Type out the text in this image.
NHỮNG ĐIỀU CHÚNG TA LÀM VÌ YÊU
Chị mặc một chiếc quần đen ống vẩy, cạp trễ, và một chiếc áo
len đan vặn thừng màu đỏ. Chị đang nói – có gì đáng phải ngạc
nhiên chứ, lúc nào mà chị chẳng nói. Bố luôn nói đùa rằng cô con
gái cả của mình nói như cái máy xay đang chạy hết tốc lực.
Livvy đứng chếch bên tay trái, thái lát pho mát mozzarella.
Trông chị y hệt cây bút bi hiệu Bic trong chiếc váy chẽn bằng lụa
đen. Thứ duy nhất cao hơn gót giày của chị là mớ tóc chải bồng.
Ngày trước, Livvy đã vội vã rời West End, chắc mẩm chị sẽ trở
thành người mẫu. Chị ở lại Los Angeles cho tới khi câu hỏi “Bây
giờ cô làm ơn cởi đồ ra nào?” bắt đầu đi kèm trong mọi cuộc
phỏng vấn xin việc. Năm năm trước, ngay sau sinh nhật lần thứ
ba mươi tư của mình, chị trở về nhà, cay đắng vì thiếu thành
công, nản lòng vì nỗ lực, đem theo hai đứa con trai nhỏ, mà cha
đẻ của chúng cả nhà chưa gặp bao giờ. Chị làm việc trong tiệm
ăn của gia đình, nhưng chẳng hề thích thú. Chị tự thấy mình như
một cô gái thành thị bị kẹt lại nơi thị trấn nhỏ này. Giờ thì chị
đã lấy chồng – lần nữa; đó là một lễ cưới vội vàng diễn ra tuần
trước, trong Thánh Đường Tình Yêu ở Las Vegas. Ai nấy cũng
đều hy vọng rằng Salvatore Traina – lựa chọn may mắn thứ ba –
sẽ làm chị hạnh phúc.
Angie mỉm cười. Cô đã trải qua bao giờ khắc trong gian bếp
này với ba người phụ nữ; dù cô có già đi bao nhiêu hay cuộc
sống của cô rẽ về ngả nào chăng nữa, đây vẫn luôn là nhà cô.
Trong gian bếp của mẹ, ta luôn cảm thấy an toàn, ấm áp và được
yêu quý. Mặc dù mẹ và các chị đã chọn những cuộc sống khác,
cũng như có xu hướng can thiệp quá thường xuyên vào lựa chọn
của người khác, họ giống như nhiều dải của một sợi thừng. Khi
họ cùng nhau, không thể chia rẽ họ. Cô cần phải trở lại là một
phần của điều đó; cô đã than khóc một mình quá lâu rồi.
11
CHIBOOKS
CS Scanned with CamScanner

__Your objective__. Pull every line containing the word "phải" out of the material and copy it.

__Final result__.
len đan vặn thừng màu đỏ. Chị đang nói – có gì đáng phải ngạc
họ cùng nhau, không thể chia rẽ họ. Cô cần phải trở lại là một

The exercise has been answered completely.